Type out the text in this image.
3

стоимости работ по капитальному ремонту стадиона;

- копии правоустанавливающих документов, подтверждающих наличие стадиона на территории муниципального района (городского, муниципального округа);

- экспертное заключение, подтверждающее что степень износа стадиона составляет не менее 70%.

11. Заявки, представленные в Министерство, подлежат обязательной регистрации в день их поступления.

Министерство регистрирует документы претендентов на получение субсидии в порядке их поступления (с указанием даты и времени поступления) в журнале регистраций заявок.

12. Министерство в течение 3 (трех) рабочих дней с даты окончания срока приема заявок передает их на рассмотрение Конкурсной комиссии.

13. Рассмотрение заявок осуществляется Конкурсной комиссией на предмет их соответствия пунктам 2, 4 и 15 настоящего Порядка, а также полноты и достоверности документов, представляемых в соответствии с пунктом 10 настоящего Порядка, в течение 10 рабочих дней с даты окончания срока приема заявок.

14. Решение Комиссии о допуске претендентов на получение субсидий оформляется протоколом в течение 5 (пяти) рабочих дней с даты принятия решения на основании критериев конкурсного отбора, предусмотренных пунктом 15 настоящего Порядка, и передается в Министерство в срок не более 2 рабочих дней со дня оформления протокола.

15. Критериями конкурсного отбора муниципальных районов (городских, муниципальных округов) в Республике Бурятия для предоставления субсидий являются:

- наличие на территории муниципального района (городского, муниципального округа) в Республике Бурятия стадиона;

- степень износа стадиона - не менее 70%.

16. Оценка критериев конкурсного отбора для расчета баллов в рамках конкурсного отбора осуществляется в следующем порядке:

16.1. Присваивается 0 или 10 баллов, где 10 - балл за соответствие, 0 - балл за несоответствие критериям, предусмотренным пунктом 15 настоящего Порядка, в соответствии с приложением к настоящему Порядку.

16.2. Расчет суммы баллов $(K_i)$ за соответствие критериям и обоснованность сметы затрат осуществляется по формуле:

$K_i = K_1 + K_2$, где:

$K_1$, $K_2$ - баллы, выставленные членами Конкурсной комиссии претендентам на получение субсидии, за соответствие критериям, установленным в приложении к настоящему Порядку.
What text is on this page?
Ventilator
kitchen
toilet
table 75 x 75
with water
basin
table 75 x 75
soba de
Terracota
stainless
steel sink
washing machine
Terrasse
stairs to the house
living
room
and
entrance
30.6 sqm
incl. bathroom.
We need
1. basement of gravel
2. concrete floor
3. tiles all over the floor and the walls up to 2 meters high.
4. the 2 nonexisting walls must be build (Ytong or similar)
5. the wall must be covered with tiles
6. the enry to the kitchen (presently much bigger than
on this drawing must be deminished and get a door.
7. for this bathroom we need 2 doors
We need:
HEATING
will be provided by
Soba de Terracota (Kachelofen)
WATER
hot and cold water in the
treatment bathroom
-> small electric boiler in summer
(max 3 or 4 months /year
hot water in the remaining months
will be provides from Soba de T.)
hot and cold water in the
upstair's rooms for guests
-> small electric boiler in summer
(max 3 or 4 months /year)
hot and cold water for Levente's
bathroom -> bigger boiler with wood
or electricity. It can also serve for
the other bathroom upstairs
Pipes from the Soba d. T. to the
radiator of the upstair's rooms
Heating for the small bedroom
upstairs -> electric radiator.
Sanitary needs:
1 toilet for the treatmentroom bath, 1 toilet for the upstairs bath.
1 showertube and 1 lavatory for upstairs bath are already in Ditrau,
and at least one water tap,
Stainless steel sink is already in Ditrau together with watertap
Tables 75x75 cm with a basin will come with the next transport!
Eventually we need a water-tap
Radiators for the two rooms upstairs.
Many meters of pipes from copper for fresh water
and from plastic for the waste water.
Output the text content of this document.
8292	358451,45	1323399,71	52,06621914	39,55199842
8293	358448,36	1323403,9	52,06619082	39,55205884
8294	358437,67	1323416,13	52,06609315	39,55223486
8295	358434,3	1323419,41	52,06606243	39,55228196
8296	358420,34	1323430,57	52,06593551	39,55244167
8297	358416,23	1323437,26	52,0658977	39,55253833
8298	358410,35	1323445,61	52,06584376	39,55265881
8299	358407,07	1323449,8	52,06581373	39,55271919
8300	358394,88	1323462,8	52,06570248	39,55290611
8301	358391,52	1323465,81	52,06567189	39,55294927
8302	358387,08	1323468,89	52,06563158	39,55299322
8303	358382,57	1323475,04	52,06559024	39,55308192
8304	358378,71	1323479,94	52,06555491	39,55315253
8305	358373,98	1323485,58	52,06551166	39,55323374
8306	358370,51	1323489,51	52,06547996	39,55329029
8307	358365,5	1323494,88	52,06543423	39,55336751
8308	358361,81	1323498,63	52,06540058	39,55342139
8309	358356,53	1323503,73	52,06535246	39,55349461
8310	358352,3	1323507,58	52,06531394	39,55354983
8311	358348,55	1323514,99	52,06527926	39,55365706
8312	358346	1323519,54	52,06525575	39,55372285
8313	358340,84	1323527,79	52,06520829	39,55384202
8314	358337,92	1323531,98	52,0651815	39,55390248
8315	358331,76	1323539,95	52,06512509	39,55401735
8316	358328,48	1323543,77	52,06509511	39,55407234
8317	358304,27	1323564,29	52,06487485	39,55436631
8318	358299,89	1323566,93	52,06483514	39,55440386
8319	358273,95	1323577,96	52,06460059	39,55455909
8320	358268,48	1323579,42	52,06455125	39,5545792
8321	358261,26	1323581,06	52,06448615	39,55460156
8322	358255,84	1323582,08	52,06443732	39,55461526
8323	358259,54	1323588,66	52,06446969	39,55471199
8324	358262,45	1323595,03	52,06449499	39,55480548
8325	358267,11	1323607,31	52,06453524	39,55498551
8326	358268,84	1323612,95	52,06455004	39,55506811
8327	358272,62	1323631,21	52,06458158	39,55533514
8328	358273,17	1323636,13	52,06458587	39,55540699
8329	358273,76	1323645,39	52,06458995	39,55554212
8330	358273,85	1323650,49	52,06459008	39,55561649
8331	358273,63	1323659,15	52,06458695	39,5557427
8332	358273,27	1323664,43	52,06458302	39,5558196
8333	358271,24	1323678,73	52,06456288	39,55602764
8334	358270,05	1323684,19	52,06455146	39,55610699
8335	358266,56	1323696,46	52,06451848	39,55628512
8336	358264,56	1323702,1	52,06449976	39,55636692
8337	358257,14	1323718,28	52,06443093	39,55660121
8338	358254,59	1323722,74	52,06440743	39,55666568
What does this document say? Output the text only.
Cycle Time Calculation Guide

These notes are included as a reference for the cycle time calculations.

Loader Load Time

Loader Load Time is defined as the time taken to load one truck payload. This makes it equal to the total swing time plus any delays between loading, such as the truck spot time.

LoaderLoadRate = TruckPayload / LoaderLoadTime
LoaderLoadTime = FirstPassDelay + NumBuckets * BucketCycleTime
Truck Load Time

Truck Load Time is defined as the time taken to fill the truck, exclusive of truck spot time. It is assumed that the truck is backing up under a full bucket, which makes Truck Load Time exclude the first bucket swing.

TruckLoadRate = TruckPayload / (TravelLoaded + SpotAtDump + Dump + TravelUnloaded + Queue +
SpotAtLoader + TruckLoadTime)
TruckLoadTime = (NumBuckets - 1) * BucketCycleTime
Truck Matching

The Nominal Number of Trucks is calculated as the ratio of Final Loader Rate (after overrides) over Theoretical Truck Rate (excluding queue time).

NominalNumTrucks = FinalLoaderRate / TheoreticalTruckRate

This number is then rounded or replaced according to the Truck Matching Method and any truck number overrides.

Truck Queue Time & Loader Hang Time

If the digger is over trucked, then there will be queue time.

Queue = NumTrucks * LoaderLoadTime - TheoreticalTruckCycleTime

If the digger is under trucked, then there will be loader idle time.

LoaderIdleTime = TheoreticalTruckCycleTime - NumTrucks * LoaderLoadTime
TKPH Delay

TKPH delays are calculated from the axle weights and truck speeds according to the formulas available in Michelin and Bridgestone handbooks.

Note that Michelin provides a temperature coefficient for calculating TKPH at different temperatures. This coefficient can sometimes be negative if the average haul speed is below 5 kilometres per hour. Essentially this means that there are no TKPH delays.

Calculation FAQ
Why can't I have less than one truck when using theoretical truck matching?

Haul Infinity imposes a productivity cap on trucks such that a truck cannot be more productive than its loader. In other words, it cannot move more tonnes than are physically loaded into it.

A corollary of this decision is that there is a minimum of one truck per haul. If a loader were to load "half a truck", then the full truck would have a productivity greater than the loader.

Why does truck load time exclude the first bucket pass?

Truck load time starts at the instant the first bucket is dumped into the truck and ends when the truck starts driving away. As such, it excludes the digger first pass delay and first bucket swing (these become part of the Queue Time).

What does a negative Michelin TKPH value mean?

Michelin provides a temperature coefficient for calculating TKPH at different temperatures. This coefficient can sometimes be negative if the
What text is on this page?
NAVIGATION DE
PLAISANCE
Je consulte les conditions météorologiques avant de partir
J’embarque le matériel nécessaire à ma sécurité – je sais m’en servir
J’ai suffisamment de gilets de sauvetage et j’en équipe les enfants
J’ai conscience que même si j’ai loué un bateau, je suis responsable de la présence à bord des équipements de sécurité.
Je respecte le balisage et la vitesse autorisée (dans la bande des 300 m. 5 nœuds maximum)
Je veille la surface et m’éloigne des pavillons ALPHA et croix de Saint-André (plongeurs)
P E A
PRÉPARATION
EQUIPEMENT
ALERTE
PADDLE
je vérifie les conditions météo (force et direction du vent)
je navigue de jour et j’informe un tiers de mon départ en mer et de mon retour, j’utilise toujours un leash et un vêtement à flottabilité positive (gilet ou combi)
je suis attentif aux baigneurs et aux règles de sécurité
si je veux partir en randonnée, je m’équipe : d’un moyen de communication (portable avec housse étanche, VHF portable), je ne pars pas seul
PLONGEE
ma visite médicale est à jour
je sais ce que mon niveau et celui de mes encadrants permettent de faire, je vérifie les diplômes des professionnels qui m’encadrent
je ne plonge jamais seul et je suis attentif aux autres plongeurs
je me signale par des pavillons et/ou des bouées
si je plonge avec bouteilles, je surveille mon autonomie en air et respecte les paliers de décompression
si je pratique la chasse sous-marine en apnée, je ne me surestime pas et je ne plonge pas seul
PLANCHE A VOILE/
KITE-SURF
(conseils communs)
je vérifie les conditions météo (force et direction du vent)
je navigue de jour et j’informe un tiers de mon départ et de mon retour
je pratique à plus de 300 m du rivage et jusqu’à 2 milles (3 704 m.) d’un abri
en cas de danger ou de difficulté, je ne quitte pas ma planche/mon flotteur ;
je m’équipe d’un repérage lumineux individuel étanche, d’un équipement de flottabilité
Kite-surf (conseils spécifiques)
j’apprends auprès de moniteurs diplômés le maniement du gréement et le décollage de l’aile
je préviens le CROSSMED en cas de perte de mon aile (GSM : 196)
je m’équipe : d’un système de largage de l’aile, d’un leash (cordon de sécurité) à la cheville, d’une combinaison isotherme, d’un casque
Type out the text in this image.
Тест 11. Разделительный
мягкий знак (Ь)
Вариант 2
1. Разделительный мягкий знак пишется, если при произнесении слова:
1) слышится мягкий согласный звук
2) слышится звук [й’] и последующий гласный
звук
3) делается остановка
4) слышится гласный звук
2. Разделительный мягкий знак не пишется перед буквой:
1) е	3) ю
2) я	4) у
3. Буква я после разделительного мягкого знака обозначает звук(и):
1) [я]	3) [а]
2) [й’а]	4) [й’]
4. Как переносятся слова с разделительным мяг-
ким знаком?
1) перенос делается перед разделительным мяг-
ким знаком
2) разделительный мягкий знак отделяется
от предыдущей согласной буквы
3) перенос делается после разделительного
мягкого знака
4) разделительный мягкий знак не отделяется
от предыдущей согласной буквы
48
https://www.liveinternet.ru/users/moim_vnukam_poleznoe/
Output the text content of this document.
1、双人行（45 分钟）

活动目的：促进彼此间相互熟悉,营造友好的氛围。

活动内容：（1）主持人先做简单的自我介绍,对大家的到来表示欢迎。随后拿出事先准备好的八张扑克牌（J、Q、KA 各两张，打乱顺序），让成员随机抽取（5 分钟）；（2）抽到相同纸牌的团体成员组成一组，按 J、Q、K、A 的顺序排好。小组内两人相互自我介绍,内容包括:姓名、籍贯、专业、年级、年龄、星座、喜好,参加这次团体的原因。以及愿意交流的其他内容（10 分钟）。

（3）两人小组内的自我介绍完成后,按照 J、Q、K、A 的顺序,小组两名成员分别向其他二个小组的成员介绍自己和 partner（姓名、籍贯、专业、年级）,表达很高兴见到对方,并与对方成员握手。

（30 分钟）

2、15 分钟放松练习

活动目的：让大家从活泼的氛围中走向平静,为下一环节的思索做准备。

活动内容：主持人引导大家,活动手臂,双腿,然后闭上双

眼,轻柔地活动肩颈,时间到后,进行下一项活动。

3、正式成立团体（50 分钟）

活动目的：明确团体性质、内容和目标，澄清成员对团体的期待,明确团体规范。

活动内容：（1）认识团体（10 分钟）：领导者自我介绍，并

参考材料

### WHAT THE TASK REQUIRES
Select and copy each line from the data that includes the word "приема".

### FULL ANSWER
12. Министерство в течение 3 (трех) рабочих дней с даты окончания срока приема заявок передает их на рассмотрение Конкурсной комиссии.
13. Рассмотрение заявок осуществляется Конкурсной комиссией на предмет их соответствия пунктам 2, 4 и 15 настоящего Порядка, а также полноты и достоверности документов, представляемых в соответствии с пунктом 10 настоящего Порядка, в течение 10 рабочих дней с даты окончания срока приема заявок.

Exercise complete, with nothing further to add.